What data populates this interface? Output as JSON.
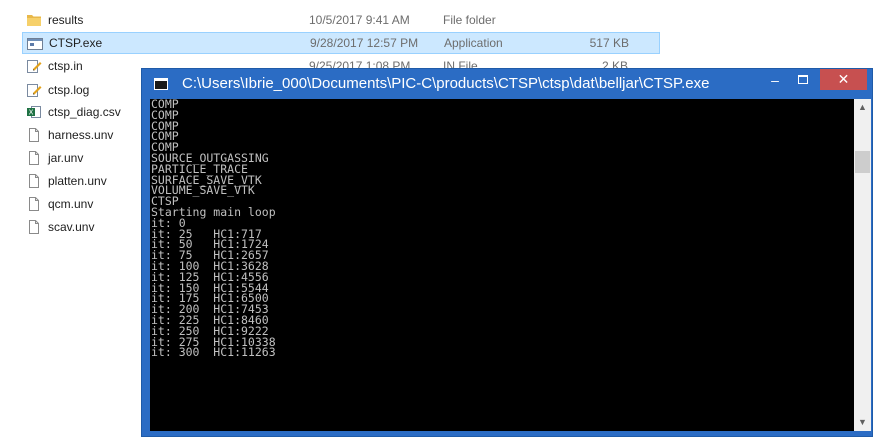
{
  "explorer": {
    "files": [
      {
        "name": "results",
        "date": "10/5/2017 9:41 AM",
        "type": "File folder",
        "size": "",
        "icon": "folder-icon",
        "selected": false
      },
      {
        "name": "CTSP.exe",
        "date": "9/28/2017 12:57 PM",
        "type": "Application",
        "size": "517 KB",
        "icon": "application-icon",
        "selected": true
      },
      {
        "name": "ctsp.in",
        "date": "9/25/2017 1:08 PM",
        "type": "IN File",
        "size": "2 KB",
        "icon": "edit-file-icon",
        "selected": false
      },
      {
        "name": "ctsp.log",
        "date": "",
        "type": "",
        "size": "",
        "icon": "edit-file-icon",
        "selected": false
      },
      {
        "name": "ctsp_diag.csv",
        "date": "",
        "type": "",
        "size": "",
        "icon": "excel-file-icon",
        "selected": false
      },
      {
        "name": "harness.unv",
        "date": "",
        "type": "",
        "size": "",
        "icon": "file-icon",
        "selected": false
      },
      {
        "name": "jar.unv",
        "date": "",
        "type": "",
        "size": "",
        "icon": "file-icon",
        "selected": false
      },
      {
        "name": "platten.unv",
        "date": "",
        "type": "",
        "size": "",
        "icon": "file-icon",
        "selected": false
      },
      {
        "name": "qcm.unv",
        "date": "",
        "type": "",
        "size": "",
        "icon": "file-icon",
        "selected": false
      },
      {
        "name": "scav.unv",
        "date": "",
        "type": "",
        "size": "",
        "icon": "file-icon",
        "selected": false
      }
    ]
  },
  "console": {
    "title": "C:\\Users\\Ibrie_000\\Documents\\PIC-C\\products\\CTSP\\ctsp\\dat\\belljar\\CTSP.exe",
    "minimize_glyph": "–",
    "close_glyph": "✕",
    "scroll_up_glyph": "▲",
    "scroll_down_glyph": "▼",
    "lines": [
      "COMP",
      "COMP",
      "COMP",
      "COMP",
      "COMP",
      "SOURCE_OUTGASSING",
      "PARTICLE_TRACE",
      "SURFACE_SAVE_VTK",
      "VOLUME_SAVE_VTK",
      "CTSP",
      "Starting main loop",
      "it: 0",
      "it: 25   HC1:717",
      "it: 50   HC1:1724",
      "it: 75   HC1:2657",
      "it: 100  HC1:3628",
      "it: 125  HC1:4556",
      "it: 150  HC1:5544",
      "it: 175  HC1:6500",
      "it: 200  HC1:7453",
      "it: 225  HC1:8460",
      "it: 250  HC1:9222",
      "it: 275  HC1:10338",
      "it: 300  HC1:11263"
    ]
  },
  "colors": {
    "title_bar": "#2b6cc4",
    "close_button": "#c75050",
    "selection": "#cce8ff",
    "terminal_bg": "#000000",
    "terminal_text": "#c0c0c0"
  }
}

- Request: Every line is to be duplicated exactly, though pictures stay out.

- Answer to this problem:
What data populates this interface? Output as JSON.
{
  "explorer": {
    "files": [
      {
        "name": "results",
        "date": "10/5/2017 9:41 AM",
        "type": "File folder",
        "size": "",
        "icon": "folder-icon",
        "selected": false
      },
      {
        "name": "CTSP.exe",
        "date": "9/28/2017 12:57 PM",
        "type": "Application",
        "size": "517 KB",
        "icon": "application-icon",
        "selected": true
      },
      {
        "name": "ctsp.in",
        "date": "9/25/2017 1:08 PM",
        "type": "IN File",
        "size": "2 KB",
        "icon": "edit-file-icon",
        "selected": false
      },
      {
        "name": "ctsp.log",
        "date": "",
        "type": "",
        "size": "",
        "icon": "edit-file-icon",
        "selected": false
      },
      {
        "name": "ctsp_diag.csv",
        "date": "",
        "type": "",
        "size": "",
        "icon": "excel-file-icon",
        "selected": false
      },
      {
        "name": "harness.unv",
        "date": "",
        "type": "",
        "size": "",
        "icon": "file-icon",
        "selected": false
      },
      {
        "name": "jar.unv",
        "date": "",
        "type": "",
        "size": "",
        "icon": "file-icon",
        "selected": false
      },
      {
        "name": "platten.unv",
        "date": "",
        "type": "",
        "size": "",
        "icon": "file-icon",
        "selected": false
      },
      {
        "name": "qcm.unv",
        "date": "",
        "type": "",
        "size": "",
        "icon": "file-icon",
        "selected": false
      },
      {
        "name": "scav.unv",
        "date": "",
        "type": "",
        "size": "",
        "icon": "file-icon",
        "selected": false
      }
    ]
  },
  "console": {
    "title": "C:\\Users\\Ibrie_000\\Documents\\PIC-C\\products\\CTSP\\ctsp\\dat\\belljar\\CTSP.exe",
    "minimize_glyph": "–",
    "close_glyph": "✕",
    "scroll_up_glyph": "▲",
    "scroll_down_glyph": "▼",
    "lines": [
      "COMP",
      "COMP",
      "COMP",
      "COMP",
      "COMP",
      "SOURCE_OUTGASSING",
      "PARTICLE_TRACE",
      "SURFACE_SAVE_VTK",
      "VOLUME_SAVE_VTK",
      "CTSP",
      "Starting main loop",
      "it: 0",
      "it: 25   HC1:717",
      "it: 50   HC1:1724",
      "it: 75   HC1:2657",
      "it: 100  HC1:3628",
      "it: 125  HC1:4556",
      "it: 150  HC1:5544",
      "it: 175  HC1:6500",
      "it: 200  HC1:7453",
      "it: 225  HC1:8460",
      "it: 250  HC1:9222",
      "it: 275  HC1:10338",
      "it: 300  HC1:11263"
    ]
  },
  "colors": {
    "title_bar": "#2b6cc4",
    "close_button": "#c75050",
    "selection": "#cce8ff",
    "terminal_bg": "#000000",
    "terminal_text": "#c0c0c0"
  }
}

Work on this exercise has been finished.